> Your goal
Could you copy every line from the material below in which "color" appears?

========================================================================

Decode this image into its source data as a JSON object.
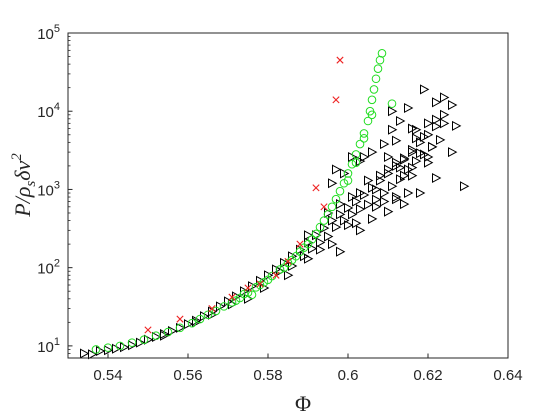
{
  "chart_data": {
    "type": "scatter",
    "xlabel": "Φ",
    "ylabel": "P/ρsδv²",
    "ylabel_parts": {
      "main": "P/ρ",
      "sub": "s",
      "mid": "δv",
      "sup": "2"
    },
    "xlim": [
      0.53,
      0.64
    ],
    "ylim": [
      7,
      100000
    ],
    "yscale": "log",
    "grid": false,
    "legend": "none",
    "xticks": [
      0.54,
      0.56,
      0.58,
      0.6,
      0.62,
      0.64
    ],
    "xtick_labels": [
      "0.54",
      "0.56",
      "0.58",
      "0.6",
      "0.62",
      "0.64"
    ],
    "yticks": [
      10,
      100,
      1000,
      10000,
      100000
    ],
    "ytick_labels": [
      {
        "base": "10",
        "exp": "1"
      },
      {
        "base": "10",
        "exp": "2"
      },
      {
        "base": "10",
        "exp": "3"
      },
      {
        "base": "10",
        "exp": "4"
      },
      {
        "base": "10",
        "exp": "5"
      }
    ],
    "series": [
      {
        "marker": "triangle-right",
        "color": "#000000",
        "points": [
          [
            0.534,
            8.0
          ],
          [
            0.536,
            7.8
          ],
          [
            0.538,
            8.6
          ],
          [
            0.54,
            8.8
          ],
          [
            0.542,
            9.2
          ],
          [
            0.544,
            9.6
          ],
          [
            0.546,
            10.2
          ],
          [
            0.548,
            11.0
          ],
          [
            0.55,
            12.0
          ],
          [
            0.552,
            13.0
          ],
          [
            0.554,
            14.2
          ],
          [
            0.556,
            15.5
          ],
          [
            0.558,
            17.0
          ],
          [
            0.56,
            19.0
          ],
          [
            0.562,
            21.0
          ],
          [
            0.564,
            24.0
          ],
          [
            0.566,
            27.5
          ],
          [
            0.568,
            32.0
          ],
          [
            0.57,
            37.0
          ],
          [
            0.572,
            43.0
          ],
          [
            0.574,
            50.0
          ],
          [
            0.576,
            58.0
          ],
          [
            0.578,
            68.0
          ],
          [
            0.58,
            80.0
          ],
          [
            0.582,
            95.0
          ],
          [
            0.584,
            115.0
          ],
          [
            0.586,
            140.0
          ],
          [
            0.588,
            170.0
          ],
          [
            0.59,
            210.0
          ],
          [
            0.592,
            260.0
          ],
          [
            0.594,
            320.0
          ],
          [
            0.596,
            400.0
          ],
          [
            0.598,
            480.0
          ],
          [
            0.6,
            580.0
          ],
          [
            0.602,
            700.0
          ],
          [
            0.604,
            850.0
          ],
          [
            0.606,
            1050.0
          ],
          [
            0.608,
            1300.0
          ],
          [
            0.61,
            1600.0
          ],
          [
            0.612,
            2000.0
          ],
          [
            0.614,
            2500.0
          ],
          [
            0.616,
            3200.0
          ],
          [
            0.618,
            4000.0
          ],
          [
            0.62,
            5000.0
          ],
          [
            0.622,
            6400.0
          ],
          [
            0.624,
            7000.0
          ],
          [
            0.626,
            3000.0
          ],
          [
            0.554,
            13.5
          ],
          [
            0.562,
            20.0
          ],
          [
            0.566,
            25.0
          ],
          [
            0.571,
            34.0
          ],
          [
            0.575,
            40.0
          ],
          [
            0.579,
            55.0
          ],
          [
            0.583,
            90.0
          ],
          [
            0.586,
            105.0
          ],
          [
            0.589,
            140.0
          ],
          [
            0.591,
            175.0
          ],
          [
            0.593,
            210.0
          ],
          [
            0.595,
            250.0
          ],
          [
            0.597,
            330.0
          ],
          [
            0.599,
            400.0
          ],
          [
            0.601,
            480.0
          ],
          [
            0.603,
            560.0
          ],
          [
            0.605,
            640.0
          ],
          [
            0.607,
            740.0
          ],
          [
            0.609,
            900.0
          ],
          [
            0.611,
            1100.0
          ],
          [
            0.613,
            1350.0
          ],
          [
            0.615,
            1800.0
          ],
          [
            0.617,
            2300.0
          ],
          [
            0.619,
            2800.0
          ],
          [
            0.621,
            3500.0
          ],
          [
            0.623,
            4300.0
          ],
          [
            0.585,
            80.0
          ],
          [
            0.59,
            130.0
          ],
          [
            0.596,
            200.0
          ],
          [
            0.598,
            160.0
          ],
          [
            0.603,
            300.0
          ],
          [
            0.606,
            420.0
          ],
          [
            0.61,
            520.0
          ],
          [
            0.614,
            650.0
          ],
          [
            0.618,
            900.0
          ],
          [
            0.622,
            1400.0
          ],
          [
            0.6,
            350.0
          ],
          [
            0.612,
            750.0
          ],
          [
            0.616,
            1500.0
          ],
          [
            0.62,
            2200.0
          ],
          [
            0.607,
            1000.0
          ],
          [
            0.613,
            1900.0
          ],
          [
            0.617,
            5800.0
          ],
          [
            0.62,
            7000.0
          ],
          [
            0.624,
            9000.0
          ],
          [
            0.622,
            13000.0
          ],
          [
            0.624,
            15000.0
          ],
          [
            0.626,
            12000.0
          ],
          [
            0.619,
            19000.0
          ],
          [
            0.615,
            11000.0
          ],
          [
            0.611,
            10000.0
          ],
          [
            0.627,
            6500.0
          ],
          [
            0.629,
            1100.0
          ],
          [
            0.622,
            7800.0
          ],
          [
            0.62,
            2600.0
          ],
          [
            0.616,
            3000.0
          ],
          [
            0.618,
            2900.0
          ],
          [
            0.621,
            3500.0
          ],
          [
            0.609,
            3800.0
          ],
          [
            0.606,
            3000.0
          ],
          [
            0.604,
            2600.0
          ],
          [
            0.603,
            2300.0
          ],
          [
            0.601,
            2600.0
          ],
          [
            0.599,
            1600.0
          ],
          [
            0.597,
            1800.0
          ],
          [
            0.596,
            1200.0
          ],
          [
            0.61,
            2600.0
          ],
          [
            0.612,
            2200.0
          ],
          [
            0.614,
            1500.0
          ],
          [
            0.616,
            1900.0
          ],
          [
            0.612,
            4200.0
          ],
          [
            0.617,
            4500.0
          ],
          [
            0.619,
            4700.0
          ],
          [
            0.611,
            5800.0
          ],
          [
            0.614,
            2400.0
          ],
          [
            0.61,
            1800.0
          ],
          [
            0.608,
            1500.0
          ],
          [
            0.605,
            1300.0
          ],
          [
            0.603,
            900.0
          ],
          [
            0.601,
            800.0
          ],
          [
            0.598,
            650.0
          ],
          [
            0.595,
            500.0
          ],
          [
            0.59,
            260.0
          ],
          [
            0.593,
            170.0
          ],
          [
            0.609,
            700.0
          ],
          [
            0.612,
            800.0
          ],
          [
            0.615,
            900.0
          ],
          [
            0.607,
            600.0
          ],
          [
            0.602,
            370.0
          ],
          [
            0.613,
            7500.0
          ],
          [
            0.616,
            6000.0
          ]
        ]
      },
      {
        "marker": "circle",
        "color": "#22dd22",
        "points": [
          [
            0.537,
            9.0
          ],
          [
            0.54,
            9.5
          ],
          [
            0.543,
            10.0
          ],
          [
            0.546,
            11.0
          ],
          [
            0.549,
            12.0
          ],
          [
            0.552,
            13.5
          ],
          [
            0.555,
            15.0
          ],
          [
            0.558,
            17.0
          ],
          [
            0.561,
            19.5
          ],
          [
            0.563,
            22.0
          ],
          [
            0.565,
            25.0
          ],
          [
            0.567,
            28.0
          ],
          [
            0.569,
            32.0
          ],
          [
            0.571,
            36.0
          ],
          [
            0.573,
            41.0
          ],
          [
            0.575,
            48.0
          ],
          [
            0.577,
            56.0
          ],
          [
            0.579,
            65.0
          ],
          [
            0.581,
            78.0
          ],
          [
            0.583,
            95.0
          ],
          [
            0.585,
            115.0
          ],
          [
            0.587,
            140.0
          ],
          [
            0.589,
            180.0
          ],
          [
            0.591,
            230.0
          ],
          [
            0.592,
            270.0
          ],
          [
            0.593,
            330.0
          ],
          [
            0.594,
            400.0
          ],
          [
            0.595,
            480.0
          ],
          [
            0.596,
            600.0
          ],
          [
            0.597,
            750.0
          ],
          [
            0.598,
            950.0
          ],
          [
            0.599,
            1200.0
          ],
          [
            0.6,
            1600.0
          ],
          [
            0.601,
            2100.0
          ],
          [
            0.602,
            2800.0
          ],
          [
            0.603,
            3800.0
          ],
          [
            0.604,
            5200.0
          ],
          [
            0.605,
            7500.0
          ],
          [
            0.6055,
            10000.0
          ],
          [
            0.606,
            14000.0
          ],
          [
            0.6065,
            19000.0
          ],
          [
            0.607,
            26000.0
          ],
          [
            0.6075,
            35000.0
          ],
          [
            0.608,
            45000.0
          ],
          [
            0.6085,
            55000.0
          ],
          [
            0.6,
            1300.0
          ],
          [
            0.602,
            2200.0
          ],
          [
            0.604,
            4500.0
          ],
          [
            0.606,
            9000.0
          ],
          [
            0.611,
            12500.0
          ],
          [
            0.576,
            45.0
          ],
          [
            0.572,
            38.0
          ],
          [
            0.574,
            46.0
          ],
          [
            0.578,
            60.0
          ],
          [
            0.58,
            70.0
          ],
          [
            0.584,
            100.0
          ],
          [
            0.586,
            125.0
          ],
          [
            0.588,
            160.0
          ],
          [
            0.59,
            200.0
          ]
        ]
      },
      {
        "marker": "x",
        "color": "#ee2222",
        "points": [
          [
            0.55,
            16.0
          ],
          [
            0.558,
            22.0
          ],
          [
            0.566,
            30.0
          ],
          [
            0.571,
            42.0
          ],
          [
            0.575,
            55.0
          ],
          [
            0.578,
            62.0
          ],
          [
            0.582,
            80.0
          ],
          [
            0.585,
            120.0
          ],
          [
            0.588,
            200.0
          ],
          [
            0.592,
            1050.0
          ],
          [
            0.594,
            600.0
          ],
          [
            0.597,
            14000.0
          ],
          [
            0.598,
            45000.0
          ]
        ]
      }
    ]
  }
}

========================================================================

> Solved exercise
        "color": "#000000",
        "color": "#22dd22",
        "color": "#ee2222",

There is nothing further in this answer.